In the text about Hugo Chávez, please say how long Chávez gave U.S. Ambassador Patrick Duddy to leave Venezuela.

Supplied text:

○ ○ ○ ○ ○ ○ ○

President of Venezuela Hugo Chávez

With Halloween just six weeks away, Venezuelan President Hugo Chávez is doing his best to alarm the White House by summoning up some Cold War ghosts. Late Thursday, he ordered U.S. Ambassador Patrick Duddy to leave Venezuela within 72 hours, annoucing that he was withdrawing his own ambassador from Washington as well — moves, he said, that were taken in solidarity with Bolivia's President Evo Morales, who had expelled his country's U.S. ambassador a day earlier. Earlier on Thursday, Chávez had welcomed two Russian Tu-160 long-range bombers into Venezuela, where they'll spend some days conducting training flights before returning home. But the first foray by Russian strategic bombers into the Western hemisphere since the Cold War is simply the curtain raiser for joint naval maneuvers that will bring Russian warships into Venezuelan waters in November.

The war games were announced by Chávez last weekend during his regular "Alo Presidente" broadcast. Russia will send its missile cruiser Peter the Great and the anti-submarine vessel Admiral Shabanenko, as well as two other vessels, sometime in November, and they are to be joined by a unit of Russian long-range anti-submarine patrol aircraft that will be temporarily stationed at one of Venezuela's air bases. Coming on the heels of Russia's military action against U.S. ally Georgia, the November exercise will likely be seen by Washington as an act of geopolitical theater by Moscow, one that sends a warning that if the U.S. sees fit to make military alliances in Russia's backyard, then Russia is able to do likewise.

○ ○ ○ ○ ○ ○ ○

Spatial layout data
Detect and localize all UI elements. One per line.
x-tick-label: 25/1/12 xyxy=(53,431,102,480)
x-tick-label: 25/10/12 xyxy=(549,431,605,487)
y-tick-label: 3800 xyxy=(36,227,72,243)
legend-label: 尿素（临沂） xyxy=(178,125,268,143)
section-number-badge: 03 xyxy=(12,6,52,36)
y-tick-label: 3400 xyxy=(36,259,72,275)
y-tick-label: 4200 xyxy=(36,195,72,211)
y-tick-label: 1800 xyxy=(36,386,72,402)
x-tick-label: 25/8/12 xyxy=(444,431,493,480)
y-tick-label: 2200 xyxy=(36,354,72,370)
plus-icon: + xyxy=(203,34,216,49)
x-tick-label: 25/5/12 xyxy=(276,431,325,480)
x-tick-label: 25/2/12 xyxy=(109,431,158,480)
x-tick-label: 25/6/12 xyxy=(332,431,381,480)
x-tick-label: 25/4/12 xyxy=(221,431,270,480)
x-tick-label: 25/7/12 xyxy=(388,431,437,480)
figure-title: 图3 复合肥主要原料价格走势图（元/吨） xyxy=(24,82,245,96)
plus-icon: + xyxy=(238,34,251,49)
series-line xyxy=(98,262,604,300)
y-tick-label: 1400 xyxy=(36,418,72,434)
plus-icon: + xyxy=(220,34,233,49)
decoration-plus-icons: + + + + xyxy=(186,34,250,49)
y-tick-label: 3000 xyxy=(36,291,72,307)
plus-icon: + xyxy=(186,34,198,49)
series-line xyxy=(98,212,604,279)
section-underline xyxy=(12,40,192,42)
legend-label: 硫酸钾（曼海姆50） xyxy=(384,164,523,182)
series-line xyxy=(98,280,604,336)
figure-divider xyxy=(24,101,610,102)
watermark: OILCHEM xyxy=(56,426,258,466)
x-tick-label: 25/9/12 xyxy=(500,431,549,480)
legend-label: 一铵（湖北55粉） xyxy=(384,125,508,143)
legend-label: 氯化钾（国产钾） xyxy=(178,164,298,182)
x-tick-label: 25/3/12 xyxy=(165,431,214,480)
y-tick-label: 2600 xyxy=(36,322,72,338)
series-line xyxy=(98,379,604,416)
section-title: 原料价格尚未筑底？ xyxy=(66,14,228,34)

○ ○ ○ ○ ○ ○ ○

Task response: 72 hours